Task description:
Please reproduce the listing below, swapping every "setting-title" for "option-title" and keeping everything else the same.
— START OF Records for the exercise —
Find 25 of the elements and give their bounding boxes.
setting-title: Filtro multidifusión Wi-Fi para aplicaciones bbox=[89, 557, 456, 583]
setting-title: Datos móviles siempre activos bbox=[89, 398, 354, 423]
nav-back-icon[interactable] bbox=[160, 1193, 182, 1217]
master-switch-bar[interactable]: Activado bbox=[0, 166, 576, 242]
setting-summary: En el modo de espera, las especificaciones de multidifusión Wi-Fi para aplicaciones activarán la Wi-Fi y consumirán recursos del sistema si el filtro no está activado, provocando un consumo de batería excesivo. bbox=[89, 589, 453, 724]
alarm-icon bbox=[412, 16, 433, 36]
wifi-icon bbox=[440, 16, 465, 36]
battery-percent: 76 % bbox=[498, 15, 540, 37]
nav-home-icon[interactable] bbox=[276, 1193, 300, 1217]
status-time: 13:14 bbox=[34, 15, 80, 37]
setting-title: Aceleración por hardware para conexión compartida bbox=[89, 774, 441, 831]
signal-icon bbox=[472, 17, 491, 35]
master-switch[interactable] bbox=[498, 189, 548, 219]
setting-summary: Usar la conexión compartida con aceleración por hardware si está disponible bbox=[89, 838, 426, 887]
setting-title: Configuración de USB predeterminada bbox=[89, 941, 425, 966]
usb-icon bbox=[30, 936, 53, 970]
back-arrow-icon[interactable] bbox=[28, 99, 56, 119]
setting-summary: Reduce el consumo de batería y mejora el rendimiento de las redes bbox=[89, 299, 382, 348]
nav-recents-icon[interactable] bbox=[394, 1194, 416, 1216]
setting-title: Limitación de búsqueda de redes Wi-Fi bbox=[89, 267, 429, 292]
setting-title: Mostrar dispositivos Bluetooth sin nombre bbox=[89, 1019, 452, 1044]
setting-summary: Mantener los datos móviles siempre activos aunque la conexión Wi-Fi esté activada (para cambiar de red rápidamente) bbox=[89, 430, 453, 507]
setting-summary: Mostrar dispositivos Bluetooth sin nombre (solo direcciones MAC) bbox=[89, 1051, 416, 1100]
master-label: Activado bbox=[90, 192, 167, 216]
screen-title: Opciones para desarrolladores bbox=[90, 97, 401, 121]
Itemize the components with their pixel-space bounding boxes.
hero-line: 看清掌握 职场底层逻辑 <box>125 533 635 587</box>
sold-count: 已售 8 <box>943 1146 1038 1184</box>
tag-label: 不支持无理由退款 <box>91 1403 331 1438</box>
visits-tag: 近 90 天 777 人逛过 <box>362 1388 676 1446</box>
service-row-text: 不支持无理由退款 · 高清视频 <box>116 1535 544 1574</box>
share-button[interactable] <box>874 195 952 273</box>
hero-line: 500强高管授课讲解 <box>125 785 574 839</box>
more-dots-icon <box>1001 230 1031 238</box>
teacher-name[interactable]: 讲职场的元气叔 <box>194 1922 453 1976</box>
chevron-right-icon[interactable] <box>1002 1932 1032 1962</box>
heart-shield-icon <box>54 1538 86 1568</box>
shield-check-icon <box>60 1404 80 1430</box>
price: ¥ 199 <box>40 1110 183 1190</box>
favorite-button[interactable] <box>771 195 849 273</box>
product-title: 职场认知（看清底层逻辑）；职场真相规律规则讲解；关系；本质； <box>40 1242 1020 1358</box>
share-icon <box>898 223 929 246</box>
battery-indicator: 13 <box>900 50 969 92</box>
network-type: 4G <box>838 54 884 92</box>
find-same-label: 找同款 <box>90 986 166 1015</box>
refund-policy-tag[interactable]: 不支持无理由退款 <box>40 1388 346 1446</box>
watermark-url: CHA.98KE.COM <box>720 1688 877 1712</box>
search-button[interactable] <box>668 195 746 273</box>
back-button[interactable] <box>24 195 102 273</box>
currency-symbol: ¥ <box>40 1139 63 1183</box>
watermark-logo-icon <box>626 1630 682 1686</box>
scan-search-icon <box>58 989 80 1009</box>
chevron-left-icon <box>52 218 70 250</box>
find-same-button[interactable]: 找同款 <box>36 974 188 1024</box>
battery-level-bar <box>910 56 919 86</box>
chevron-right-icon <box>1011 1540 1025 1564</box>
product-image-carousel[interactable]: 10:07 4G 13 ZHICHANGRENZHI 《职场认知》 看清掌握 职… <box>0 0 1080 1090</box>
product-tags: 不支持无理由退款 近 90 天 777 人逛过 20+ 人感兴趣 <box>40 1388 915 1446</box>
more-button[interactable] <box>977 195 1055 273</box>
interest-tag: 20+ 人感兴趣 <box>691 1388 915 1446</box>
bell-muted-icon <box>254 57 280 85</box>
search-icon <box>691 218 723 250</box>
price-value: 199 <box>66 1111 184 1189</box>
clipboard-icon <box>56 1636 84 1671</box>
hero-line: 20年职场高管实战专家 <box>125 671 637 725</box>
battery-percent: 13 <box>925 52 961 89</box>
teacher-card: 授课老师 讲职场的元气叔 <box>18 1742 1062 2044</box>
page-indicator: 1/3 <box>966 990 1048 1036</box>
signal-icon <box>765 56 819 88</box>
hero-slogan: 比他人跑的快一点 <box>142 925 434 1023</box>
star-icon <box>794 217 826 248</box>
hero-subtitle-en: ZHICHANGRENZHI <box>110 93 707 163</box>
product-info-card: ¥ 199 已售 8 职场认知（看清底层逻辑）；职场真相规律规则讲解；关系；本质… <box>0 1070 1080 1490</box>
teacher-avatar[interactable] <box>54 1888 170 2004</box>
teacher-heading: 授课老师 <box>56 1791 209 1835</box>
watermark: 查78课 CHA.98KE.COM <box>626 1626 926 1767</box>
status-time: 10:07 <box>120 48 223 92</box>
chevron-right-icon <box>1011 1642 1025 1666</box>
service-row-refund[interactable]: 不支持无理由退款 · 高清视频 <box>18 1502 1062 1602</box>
— END OF Records for the exercise —
Result for this task:
Find 25 of the elements and give their bounding boxes.
option-title: Filtro multidifusión Wi-Fi para aplicaciones bbox=[89, 557, 456, 583]
option-title: Datos móviles siempre activos bbox=[89, 398, 354, 423]
nav-back-icon[interactable] bbox=[160, 1193, 182, 1217]
master-switch-bar[interactable]: Activado bbox=[0, 166, 576, 242]
setting-summary: En el modo de espera, las especificaciones de multidifusión Wi-Fi para aplicaciones activarán la Wi-Fi y consumirán recursos del sistema si el filtro no está activado, provocando un consumo de batería excesivo. bbox=[89, 589, 453, 724]
alarm-icon bbox=[412, 16, 433, 36]
wifi-icon bbox=[440, 16, 465, 36]
battery-percent: 76 % bbox=[498, 15, 540, 37]
nav-home-icon[interactable] bbox=[276, 1193, 300, 1217]
status-time: 13:14 bbox=[34, 15, 80, 37]
option-title: Aceleración por hardware para conexión compartida bbox=[89, 774, 441, 831]
signal-icon bbox=[472, 17, 491, 35]
master-switch[interactable] bbox=[498, 189, 548, 219]
setting-summary: Usar la conexión compartida con aceleración por hardware si está disponible bbox=[89, 838, 426, 887]
option-title: Configuración de USB predeterminada bbox=[89, 941, 425, 966]
usb-icon bbox=[30, 936, 53, 970]
back-arrow-icon[interactable] bbox=[28, 99, 56, 119]
setting-summary: Reduce el consumo de batería y mejora el rendimiento de las redes bbox=[89, 299, 382, 348]
nav-recents-icon[interactable] bbox=[394, 1194, 416, 1216]
option-title: Limitación de búsqueda de redes Wi-Fi bbox=[89, 267, 429, 292]
option-title: Mostrar dispositivos Bluetooth sin nombre bbox=[89, 1019, 452, 1044]
setting-summary: Mantener los datos móviles siempre activos aunque la conexión Wi-Fi esté activada (para cambiar de red rápidamente) bbox=[89, 430, 453, 507]
setting-summary: Mostrar dispositivos Bluetooth sin nombre (solo direcciones MAC) bbox=[89, 1051, 416, 1100]
master-label: Activado bbox=[90, 192, 167, 216]
screen-title: Opciones para desarrolladores bbox=[90, 97, 401, 121]
Itemize the components with their pixel-space bounding boxes.
hero-line: 看清掌握 职场底层逻辑 <box>125 533 635 587</box>
sold-count: 已售 8 <box>943 1146 1038 1184</box>
tag-label: 不支持无理由退款 <box>91 1403 331 1438</box>
visits-tag: 近 90 天 777 人逛过 <box>362 1388 676 1446</box>
service-row-text: 不支持无理由退款 · 高清视频 <box>116 1535 544 1574</box>
share-button[interactable] <box>874 195 952 273</box>
hero-line: 500强高管授课讲解 <box>125 785 574 839</box>
more-dots-icon <box>1001 230 1031 238</box>
teacher-name[interactable]: 讲职场的元气叔 <box>194 1922 453 1976</box>
chevron-right-icon[interactable] <box>1002 1932 1032 1962</box>
heart-shield-icon <box>54 1538 86 1568</box>
shield-check-icon <box>60 1404 80 1430</box>
price: ¥ 199 <box>40 1110 183 1190</box>
favorite-button[interactable] <box>771 195 849 273</box>
product-title: 职场认知（看清底层逻辑）；职场真相规律规则讲解；关系；本质； <box>40 1242 1020 1358</box>
share-icon <box>898 223 929 246</box>
battery-indicator: 13 <box>900 50 969 92</box>
network-type: 4G <box>838 54 884 92</box>
find-same-label: 找同款 <box>90 986 166 1015</box>
refund-policy-tag[interactable]: 不支持无理由退款 <box>40 1388 346 1446</box>
watermark-url: CHA.98KE.COM <box>720 1688 877 1712</box>
search-button[interactable] <box>668 195 746 273</box>
back-button[interactable] <box>24 195 102 273</box>
currency-symbol: ¥ <box>40 1139 63 1183</box>
watermark-logo-icon <box>626 1630 682 1686</box>
scan-search-icon <box>58 989 80 1009</box>
chevron-left-icon <box>52 218 70 250</box>
find-same-button[interactable]: 找同款 <box>36 974 188 1024</box>
battery-level-bar <box>910 56 919 86</box>
chevron-right-icon <box>1011 1540 1025 1564</box>
product-image-carousel[interactable]: 10:07 4G 13 ZHICHANGRENZHI 《职场认知》 看清掌握 职… <box>0 0 1080 1090</box>
product-tags: 不支持无理由退款 近 90 天 777 人逛过 20+ 人感兴趣 <box>40 1388 915 1446</box>
more-button[interactable] <box>977 195 1055 273</box>
interest-tag: 20+ 人感兴趣 <box>691 1388 915 1446</box>
bell-muted-icon <box>254 57 280 85</box>
search-icon <box>691 218 723 250</box>
price-value: 199 <box>66 1111 184 1189</box>
clipboard-icon <box>56 1636 84 1671</box>
hero-line: 20年职场高管实战专家 <box>125 671 637 725</box>
battery-percent: 13 <box>925 52 961 89</box>
teacher-card: 授课老师 讲职场的元气叔 <box>18 1742 1062 2044</box>
page-indicator: 1/3 <box>966 990 1048 1036</box>
signal-icon <box>765 56 819 88</box>
hero-slogan: 比他人跑的快一点 <box>142 925 434 1023</box>
star-icon <box>794 217 826 248</box>
hero-subtitle-en: ZHICHANGRENZHI <box>110 93 707 163</box>
product-info-card: ¥ 199 已售 8 职场认知（看清底层逻辑）；职场真相规律规则讲解；关系；本质… <box>0 1070 1080 1490</box>
teacher-avatar[interactable] <box>54 1888 170 2004</box>
teacher-heading: 授课老师 <box>56 1791 209 1835</box>
watermark: 查78课 CHA.98KE.COM <box>626 1626 926 1767</box>
status-time: 10:07 <box>120 48 223 92</box>
chevron-right-icon <box>1011 1642 1025 1666</box>
service-row-refund[interactable]: 不支持无理由退款 · 高清视频 <box>18 1502 1062 1602</box>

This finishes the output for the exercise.